RECORD SET =>
===
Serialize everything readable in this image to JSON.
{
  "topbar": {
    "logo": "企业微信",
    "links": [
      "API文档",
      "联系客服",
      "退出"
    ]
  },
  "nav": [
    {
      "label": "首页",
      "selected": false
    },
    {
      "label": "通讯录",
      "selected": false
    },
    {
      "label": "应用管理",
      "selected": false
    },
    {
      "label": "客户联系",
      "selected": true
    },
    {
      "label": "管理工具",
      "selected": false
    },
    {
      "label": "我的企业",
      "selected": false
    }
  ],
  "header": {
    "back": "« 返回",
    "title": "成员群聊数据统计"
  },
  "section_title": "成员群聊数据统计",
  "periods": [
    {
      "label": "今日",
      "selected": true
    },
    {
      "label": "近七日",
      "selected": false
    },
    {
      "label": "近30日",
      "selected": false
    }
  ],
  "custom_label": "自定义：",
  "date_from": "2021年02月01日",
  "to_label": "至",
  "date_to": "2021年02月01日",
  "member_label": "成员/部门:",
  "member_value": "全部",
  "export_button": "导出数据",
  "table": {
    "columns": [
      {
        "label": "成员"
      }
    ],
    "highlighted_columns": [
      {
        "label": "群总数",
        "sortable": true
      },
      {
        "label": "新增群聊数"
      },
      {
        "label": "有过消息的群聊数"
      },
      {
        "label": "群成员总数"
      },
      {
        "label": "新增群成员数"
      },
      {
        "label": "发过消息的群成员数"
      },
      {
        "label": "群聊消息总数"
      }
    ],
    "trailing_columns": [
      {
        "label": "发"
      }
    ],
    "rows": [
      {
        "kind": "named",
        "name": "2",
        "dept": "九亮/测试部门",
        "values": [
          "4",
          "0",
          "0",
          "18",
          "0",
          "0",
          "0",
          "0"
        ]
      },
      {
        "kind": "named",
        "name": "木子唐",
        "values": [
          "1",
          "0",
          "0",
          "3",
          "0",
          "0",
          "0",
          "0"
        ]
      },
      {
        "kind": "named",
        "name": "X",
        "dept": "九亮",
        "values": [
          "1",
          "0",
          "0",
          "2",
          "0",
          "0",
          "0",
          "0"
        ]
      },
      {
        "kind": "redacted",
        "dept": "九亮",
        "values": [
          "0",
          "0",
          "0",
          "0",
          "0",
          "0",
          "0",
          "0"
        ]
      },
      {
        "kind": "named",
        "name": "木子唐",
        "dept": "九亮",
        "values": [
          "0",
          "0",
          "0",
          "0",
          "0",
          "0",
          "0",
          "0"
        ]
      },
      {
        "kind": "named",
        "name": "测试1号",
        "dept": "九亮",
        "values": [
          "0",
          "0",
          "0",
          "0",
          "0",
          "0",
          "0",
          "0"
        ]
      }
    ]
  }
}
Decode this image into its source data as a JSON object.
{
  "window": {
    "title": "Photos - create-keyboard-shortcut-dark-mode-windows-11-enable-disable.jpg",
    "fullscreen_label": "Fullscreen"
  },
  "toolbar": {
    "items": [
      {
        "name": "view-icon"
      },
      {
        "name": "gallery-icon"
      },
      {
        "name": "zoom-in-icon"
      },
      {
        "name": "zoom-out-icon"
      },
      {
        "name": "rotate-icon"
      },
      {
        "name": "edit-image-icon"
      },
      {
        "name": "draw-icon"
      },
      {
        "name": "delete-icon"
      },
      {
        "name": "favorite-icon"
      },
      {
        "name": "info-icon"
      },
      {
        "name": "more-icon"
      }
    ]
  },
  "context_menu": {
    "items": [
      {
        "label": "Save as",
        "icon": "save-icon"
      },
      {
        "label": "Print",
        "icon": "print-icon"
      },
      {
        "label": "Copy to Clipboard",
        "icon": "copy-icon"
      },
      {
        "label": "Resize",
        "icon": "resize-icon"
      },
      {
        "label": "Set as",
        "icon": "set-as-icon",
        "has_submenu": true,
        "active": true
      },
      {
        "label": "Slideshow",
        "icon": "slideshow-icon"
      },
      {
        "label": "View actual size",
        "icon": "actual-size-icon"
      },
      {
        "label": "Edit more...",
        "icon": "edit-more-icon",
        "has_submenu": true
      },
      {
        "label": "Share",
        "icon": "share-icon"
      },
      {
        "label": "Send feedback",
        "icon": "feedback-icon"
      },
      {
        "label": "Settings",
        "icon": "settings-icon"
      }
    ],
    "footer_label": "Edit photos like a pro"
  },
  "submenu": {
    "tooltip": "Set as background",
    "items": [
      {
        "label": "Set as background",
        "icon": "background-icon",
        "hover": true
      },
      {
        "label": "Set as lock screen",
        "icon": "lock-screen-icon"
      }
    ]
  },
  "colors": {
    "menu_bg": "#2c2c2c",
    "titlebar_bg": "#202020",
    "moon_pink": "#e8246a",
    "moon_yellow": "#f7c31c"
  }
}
===
EXERCISE BRIEF =>
Filter the records for lines holding the string "JSON". Copy each one.

TASK ANSWER =>
Serialize everything readable in this image to JSON.
Decode this image into its source data as a JSON object.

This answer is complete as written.